How many lines of the material below contain the string "instruction"? Answer with the number and nothing else.

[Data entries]
:::::
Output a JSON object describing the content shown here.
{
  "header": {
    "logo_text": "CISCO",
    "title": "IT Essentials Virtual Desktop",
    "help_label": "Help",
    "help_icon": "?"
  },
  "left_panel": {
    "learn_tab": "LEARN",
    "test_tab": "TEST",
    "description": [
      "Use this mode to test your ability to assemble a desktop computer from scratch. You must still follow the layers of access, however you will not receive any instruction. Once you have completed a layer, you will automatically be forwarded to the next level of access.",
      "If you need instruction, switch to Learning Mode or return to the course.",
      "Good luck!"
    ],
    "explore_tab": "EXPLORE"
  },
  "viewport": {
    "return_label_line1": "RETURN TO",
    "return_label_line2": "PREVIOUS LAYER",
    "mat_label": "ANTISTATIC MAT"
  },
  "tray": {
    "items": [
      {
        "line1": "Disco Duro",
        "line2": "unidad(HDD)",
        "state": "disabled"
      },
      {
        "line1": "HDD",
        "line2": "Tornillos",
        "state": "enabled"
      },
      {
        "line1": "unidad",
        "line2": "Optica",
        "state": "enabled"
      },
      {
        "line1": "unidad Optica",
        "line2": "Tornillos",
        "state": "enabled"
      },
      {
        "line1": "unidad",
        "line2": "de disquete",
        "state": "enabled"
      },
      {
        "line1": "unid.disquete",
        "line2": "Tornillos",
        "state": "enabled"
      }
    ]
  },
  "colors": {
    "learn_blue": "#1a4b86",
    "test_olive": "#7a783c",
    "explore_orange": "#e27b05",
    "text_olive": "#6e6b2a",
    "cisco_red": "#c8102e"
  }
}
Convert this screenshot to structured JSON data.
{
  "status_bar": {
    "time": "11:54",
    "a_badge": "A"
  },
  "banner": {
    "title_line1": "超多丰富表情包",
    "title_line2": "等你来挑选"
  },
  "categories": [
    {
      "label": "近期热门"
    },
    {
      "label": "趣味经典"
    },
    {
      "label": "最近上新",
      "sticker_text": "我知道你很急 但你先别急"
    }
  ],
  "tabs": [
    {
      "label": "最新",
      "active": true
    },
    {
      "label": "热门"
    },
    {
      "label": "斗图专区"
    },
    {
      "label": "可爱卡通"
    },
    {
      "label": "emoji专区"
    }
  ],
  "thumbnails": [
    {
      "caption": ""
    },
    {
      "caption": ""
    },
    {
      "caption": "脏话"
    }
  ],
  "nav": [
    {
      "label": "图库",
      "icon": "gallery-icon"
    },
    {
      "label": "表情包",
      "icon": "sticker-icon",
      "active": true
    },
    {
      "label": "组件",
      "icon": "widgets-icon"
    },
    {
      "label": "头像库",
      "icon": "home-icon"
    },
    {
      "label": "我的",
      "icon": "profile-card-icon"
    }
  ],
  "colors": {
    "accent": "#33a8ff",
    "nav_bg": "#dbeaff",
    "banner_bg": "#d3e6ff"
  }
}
:::::
> **RESPONSE TO THIS EXERCISE**
2